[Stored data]
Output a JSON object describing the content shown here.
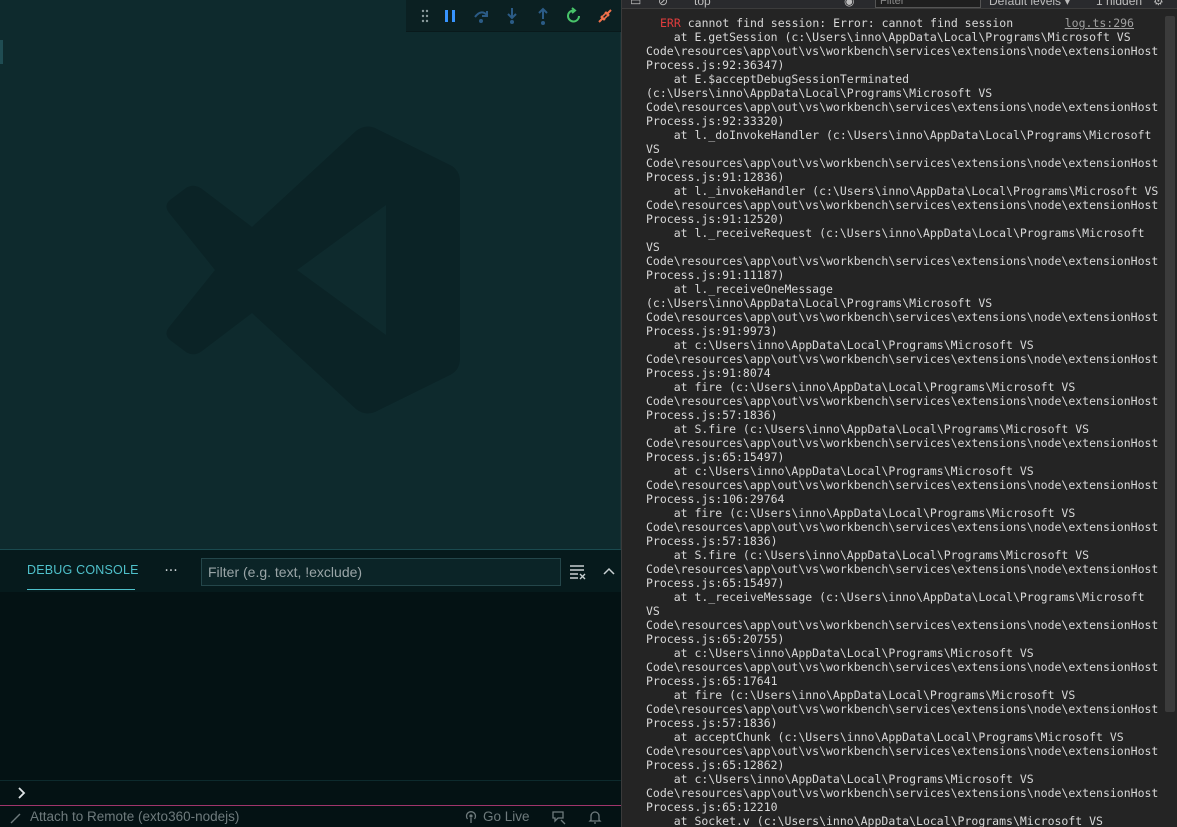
{
  "debug_toolbar": {
    "buttons": [
      "grip-icon",
      "pause-icon",
      "step-over-icon",
      "step-into-icon",
      "step-out-icon",
      "restart-icon",
      "disconnect-icon"
    ]
  },
  "panel": {
    "tab_label": "DEBUG CONSOLE",
    "more_label": "···",
    "filter_placeholder": "Filter (e.g. text, !exclude)"
  },
  "statusbar": {
    "remote_label": "Attach to Remote (exto360-nodejs)",
    "golive_label": "Go Live"
  },
  "devtools": {
    "context_label": "top",
    "filter_placeholder": "Filter",
    "levels_label": "Default levels ▾",
    "hidden_label": "1 hidden",
    "log": {
      "level": "ERR",
      "message": "cannot find session: Error: cannot find session",
      "source": "log.ts:296",
      "stack": "    at E.getSession (c:\\Users\\inno\\AppData\\Local\\Programs\\Microsoft VS\nCode\\resources\\app\\out\\vs\\workbench\\services\\extensions\\node\\extensionHost\nProcess.js:92:36347)\n    at E.$acceptDebugSessionTerminated\n(c:\\Users\\inno\\AppData\\Local\\Programs\\Microsoft VS\nCode\\resources\\app\\out\\vs\\workbench\\services\\extensions\\node\\extensionHost\nProcess.js:92:33320)\n    at l._doInvokeHandler (c:\\Users\\inno\\AppData\\Local\\Programs\\Microsoft\nVS\nCode\\resources\\app\\out\\vs\\workbench\\services\\extensions\\node\\extensionHost\nProcess.js:91:12836)\n    at l._invokeHandler (c:\\Users\\inno\\AppData\\Local\\Programs\\Microsoft VS\nCode\\resources\\app\\out\\vs\\workbench\\services\\extensions\\node\\extensionHost\nProcess.js:91:12520)\n    at l._receiveRequest (c:\\Users\\inno\\AppData\\Local\\Programs\\Microsoft\nVS\nCode\\resources\\app\\out\\vs\\workbench\\services\\extensions\\node\\extensionHost\nProcess.js:91:11187)\n    at l._receiveOneMessage\n(c:\\Users\\inno\\AppData\\Local\\Programs\\Microsoft VS\nCode\\resources\\app\\out\\vs\\workbench\\services\\extensions\\node\\extensionHost\nProcess.js:91:9973)\n    at c:\\Users\\inno\\AppData\\Local\\Programs\\Microsoft VS\nCode\\resources\\app\\out\\vs\\workbench\\services\\extensions\\node\\extensionHost\nProcess.js:91:8074\n    at fire (c:\\Users\\inno\\AppData\\Local\\Programs\\Microsoft VS\nCode\\resources\\app\\out\\vs\\workbench\\services\\extensions\\node\\extensionHost\nProcess.js:57:1836)\n    at S.fire (c:\\Users\\inno\\AppData\\Local\\Programs\\Microsoft VS\nCode\\resources\\app\\out\\vs\\workbench\\services\\extensions\\node\\extensionHost\nProcess.js:65:15497)\n    at c:\\Users\\inno\\AppData\\Local\\Programs\\Microsoft VS\nCode\\resources\\app\\out\\vs\\workbench\\services\\extensions\\node\\extensionHost\nProcess.js:106:29764\n    at fire (c:\\Users\\inno\\AppData\\Local\\Programs\\Microsoft VS\nCode\\resources\\app\\out\\vs\\workbench\\services\\extensions\\node\\extensionHost\nProcess.js:57:1836)\n    at S.fire (c:\\Users\\inno\\AppData\\Local\\Programs\\Microsoft VS\nCode\\resources\\app\\out\\vs\\workbench\\services\\extensions\\node\\extensionHost\nProcess.js:65:15497)\n    at t._receiveMessage (c:\\Users\\inno\\AppData\\Local\\Programs\\Microsoft\nVS\nCode\\resources\\app\\out\\vs\\workbench\\services\\extensions\\node\\extensionHost\nProcess.js:65:20755)\n    at c:\\Users\\inno\\AppData\\Local\\Programs\\Microsoft VS\nCode\\resources\\app\\out\\vs\\workbench\\services\\extensions\\node\\extensionHost\nProcess.js:65:17641\n    at fire (c:\\Users\\inno\\AppData\\Local\\Programs\\Microsoft VS\nCode\\resources\\app\\out\\vs\\workbench\\services\\extensions\\node\\extensionHost\nProcess.js:57:1836)\n    at acceptChunk (c:\\Users\\inno\\AppData\\Local\\Programs\\Microsoft VS\nCode\\resources\\app\\out\\vs\\workbench\\services\\extensions\\node\\extensionHost\nProcess.js:65:12862)\n    at c:\\Users\\inno\\AppData\\Local\\Programs\\Microsoft VS\nCode\\resources\\app\\out\\vs\\workbench\\services\\extensions\\node\\extensionHost\nProcess.js:65:12210\n    at Socket.v (c:\\Users\\inno\\AppData\\Local\\Programs\\Microsoft VS"
    }
  },
  "colors": {
    "editor_bg": "#0e2a2d",
    "accent_cyan": "#4fc1cb",
    "error_red": "#e03d3d",
    "pause_blue": "#3794ff",
    "restart_green": "#48c46a",
    "disconnect_orange": "#f0714b",
    "statusbar_border": "#a0356b"
  }
}
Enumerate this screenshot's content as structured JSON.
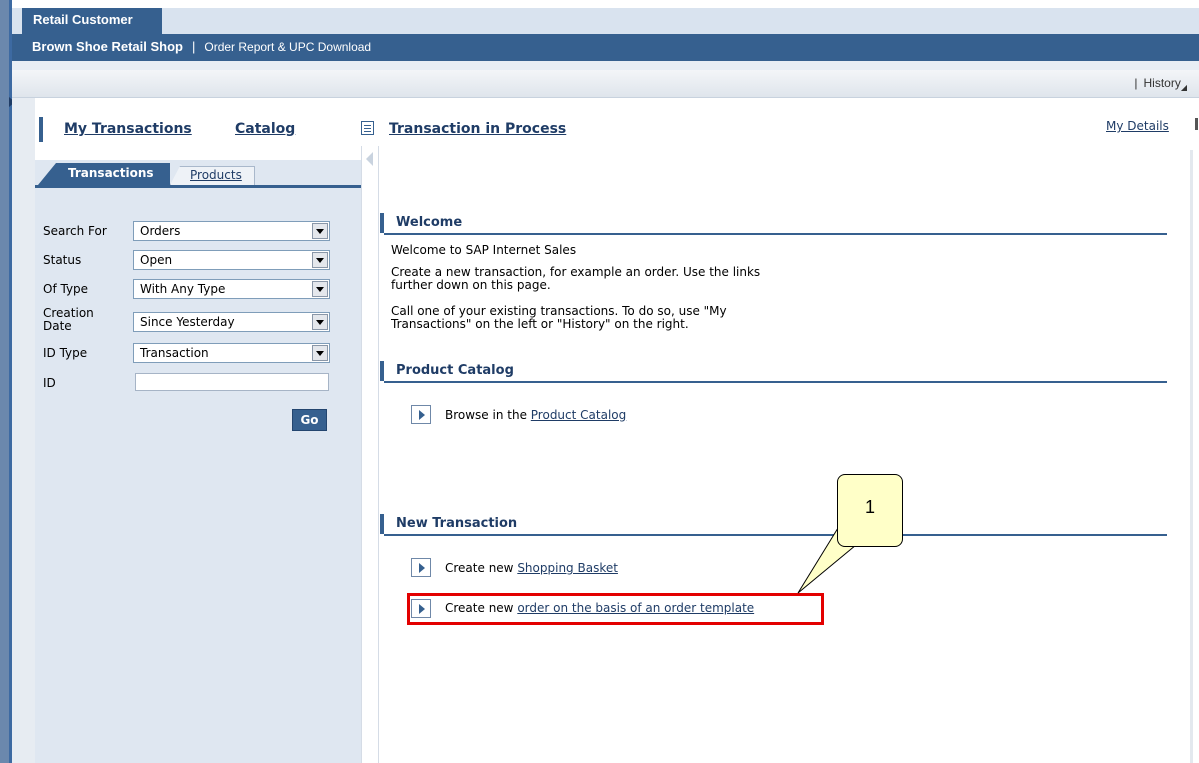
{
  "header": {
    "tab": "Retail Customer",
    "shop": "Brown Shoe Retail Shop",
    "separator": "|",
    "subtitle": "Order Report & UPC Download"
  },
  "history_bar": {
    "separator": "|",
    "history": "History",
    "history_arrow": "◢"
  },
  "nav": {
    "my_transactions": "My Transactions",
    "catalog": "Catalog",
    "transaction_in_process": "Transaction in Process",
    "my_details": "My Details"
  },
  "left_tabs": {
    "transactions": "Transactions",
    "products": "Products"
  },
  "search_form": {
    "search_for_label": "Search For",
    "search_for_value": "Orders",
    "status_label": "Status",
    "status_value": "Open",
    "type_label": "Of Type",
    "type_value": "With Any Type",
    "creation_date_label_1": "Creation",
    "creation_date_label_2": "Date",
    "creation_date_value": "Since Yesterday",
    "id_type_label": "ID Type",
    "id_type_value": "Transaction",
    "id_label": "ID",
    "id_value": "",
    "go": "Go"
  },
  "welcome": {
    "title": "Welcome",
    "line1": "Welcome to SAP Internet Sales",
    "line2a": "Create a new transaction, for example an order. Use the links",
    "line2b": "further down on this page.",
    "line3a": "Call one of your existing transactions. To do so, use \"My",
    "line3b": "Transactions\" on the left or \"History\" on the right."
  },
  "product_catalog": {
    "title": "Product Catalog",
    "browse_prefix": "Browse in the ",
    "browse_link": "Product Catalog"
  },
  "new_transaction": {
    "title": "New Transaction",
    "create_prefix": "Create new ",
    "basket_link": "Shopping Basket",
    "template_link": "order on the basis of an order template"
  },
  "callout": {
    "number": "1"
  },
  "colors": {
    "brand_blue": "#36608f",
    "link_blue": "#1f3c66",
    "highlight_red": "#e30000",
    "callout_fill": "#ffffc8"
  }
}
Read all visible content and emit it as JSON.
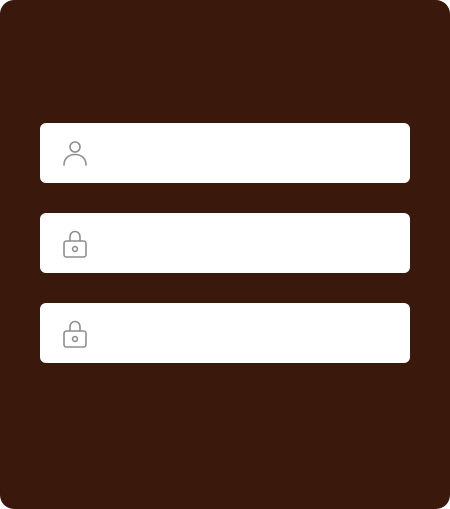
{
  "theme": {
    "background": "#3a180c",
    "field_background": "#ffffff",
    "icon_color": "#8e8e8e"
  },
  "form": {
    "fields": [
      {
        "icon": "user-icon",
        "value": "",
        "placeholder": ""
      },
      {
        "icon": "lock-icon",
        "value": "",
        "placeholder": ""
      },
      {
        "icon": "lock-icon",
        "value": "",
        "placeholder": ""
      }
    ]
  }
}
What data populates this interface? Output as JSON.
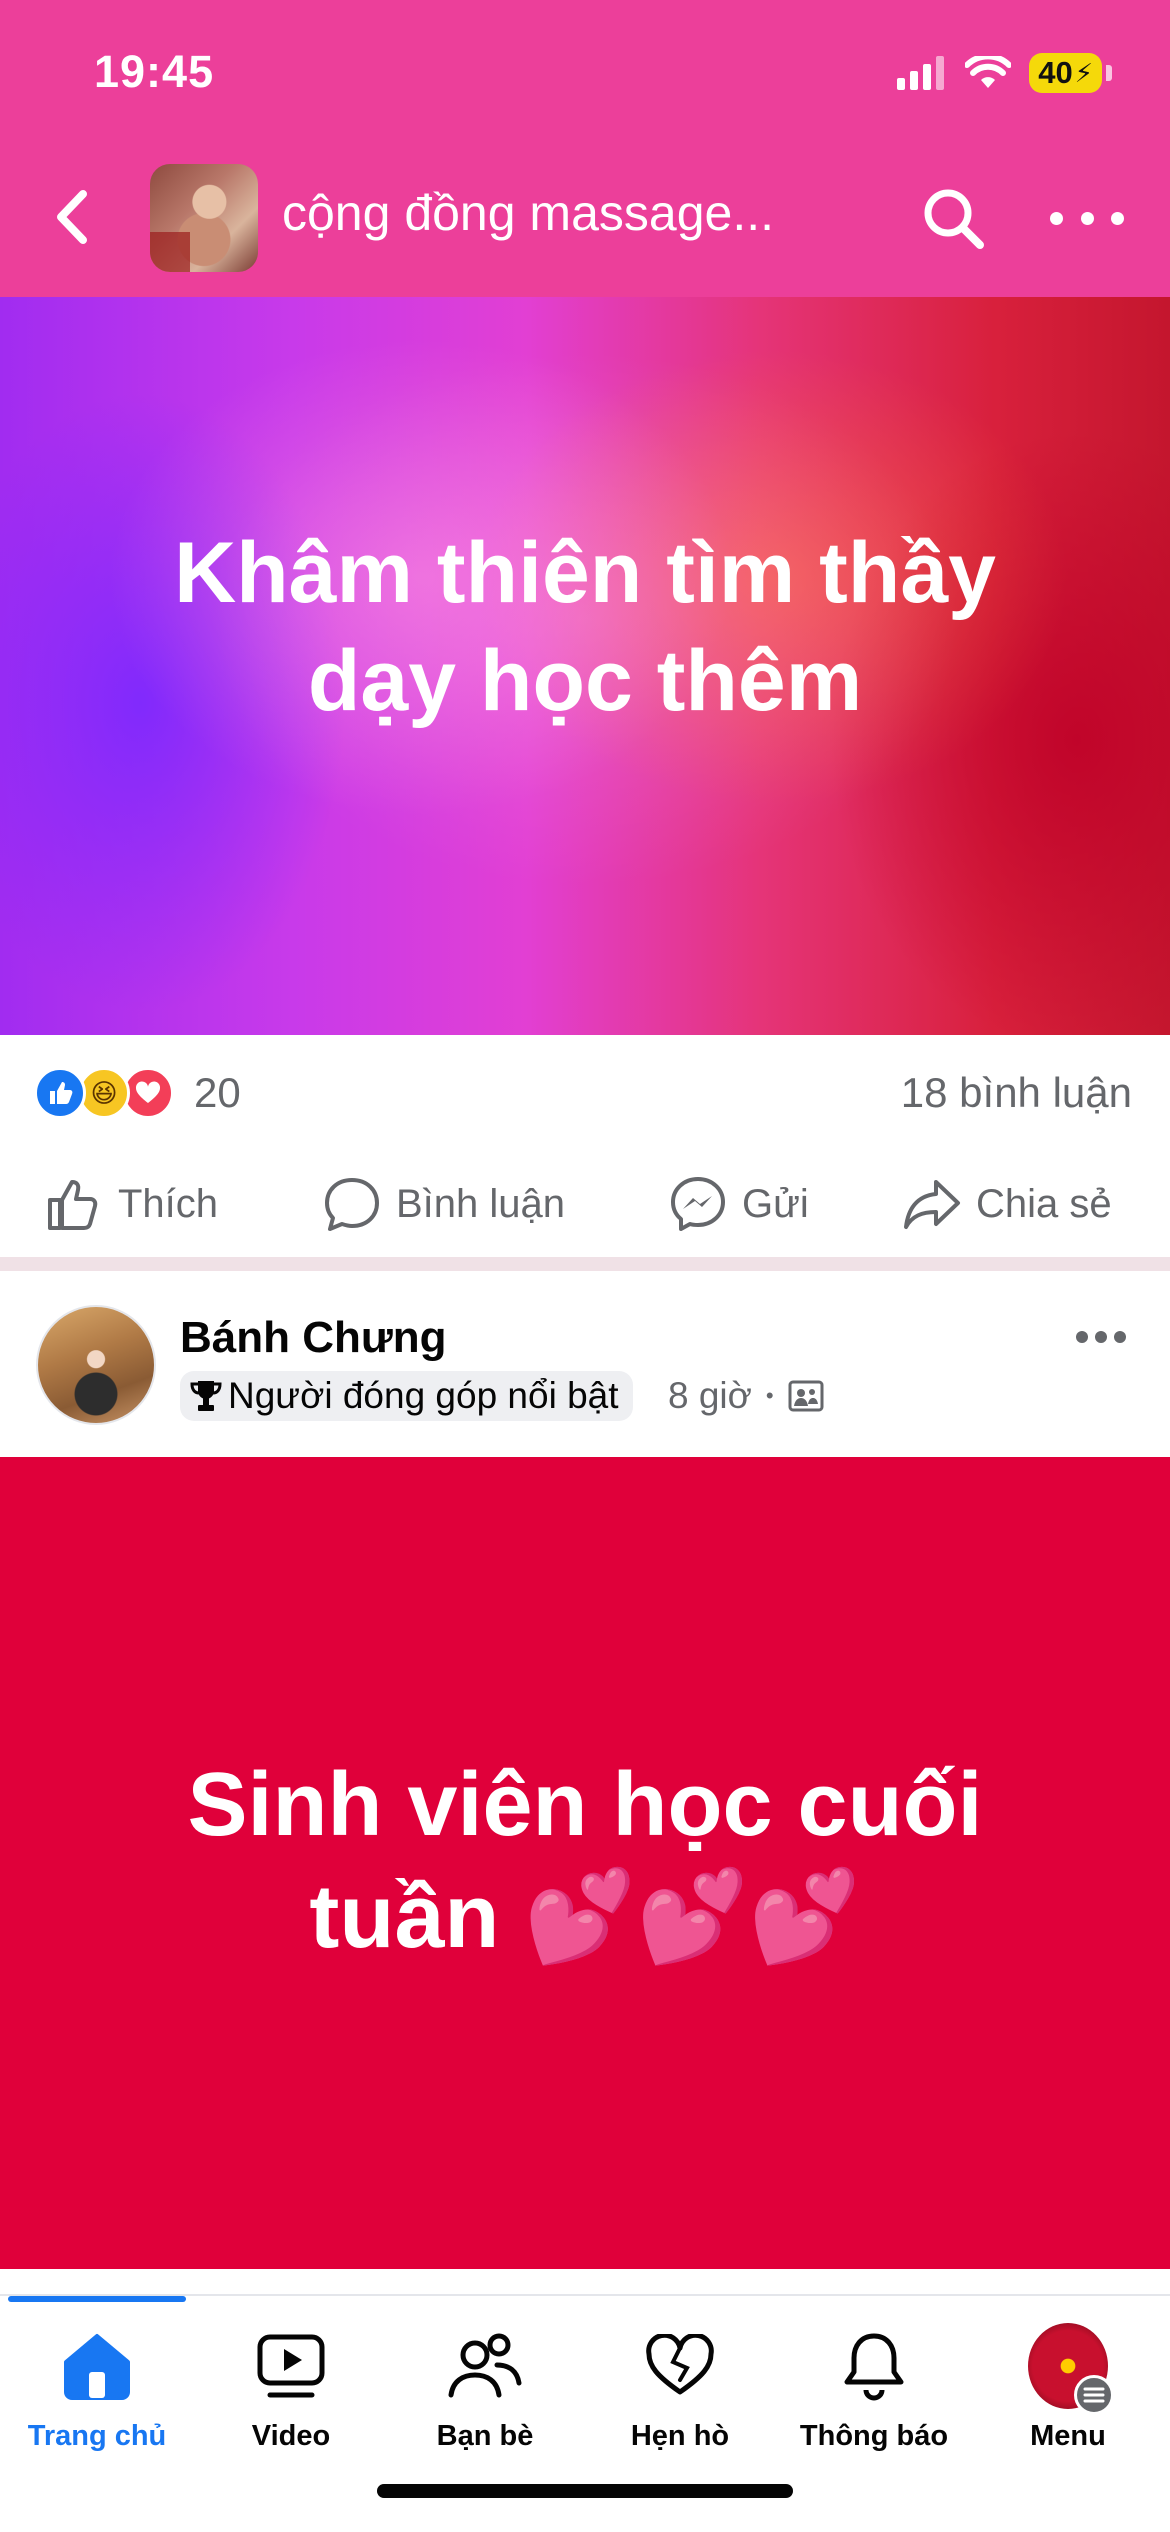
{
  "status_bar": {
    "time": "19:45",
    "battery": "40"
  },
  "header": {
    "group_title": "cộng đồng massage..."
  },
  "post1": {
    "text_line1": "Khâm thiên tìm thầy",
    "text_line2": "dạy học thêm",
    "reaction_count": "20",
    "comment_count": "18 bình luận",
    "actions": {
      "like": "Thích",
      "comment": "Bình luận",
      "send": "Gửi",
      "share": "Chia sẻ"
    },
    "colors": {
      "gradient_left": "#a12cf0",
      "gradient_right": "#c4162e"
    }
  },
  "post2": {
    "author": "Bánh Chưng",
    "badge": "Người đóng góp nổi bật",
    "time": "8 giờ",
    "text_line1": "Sinh viên học cuối",
    "text_line2": "tuần 💕💕💕",
    "background": "#e0003a"
  },
  "tabbar": {
    "tabs": [
      {
        "label": "Trang chủ",
        "icon": "home-icon",
        "active": true
      },
      {
        "label": "Video",
        "icon": "video-icon"
      },
      {
        "label": "Bạn bè",
        "icon": "friends-icon"
      },
      {
        "label": "Hẹn hò",
        "icon": "dating-heart-icon"
      },
      {
        "label": "Thông báo",
        "icon": "bell-icon"
      },
      {
        "label": "Menu",
        "icon": "menu-avatar-icon"
      }
    ]
  },
  "accent_color": "#1877f2",
  "header_color": "#ec3f9a"
}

§ Aim
Pull out and copy each line containing the string "this".

§ Answer to the problem
Enumerate this screenshot's content as structured JSON.
    "line2b": "further down on this page.",
What data populates this interface? Output as JSON.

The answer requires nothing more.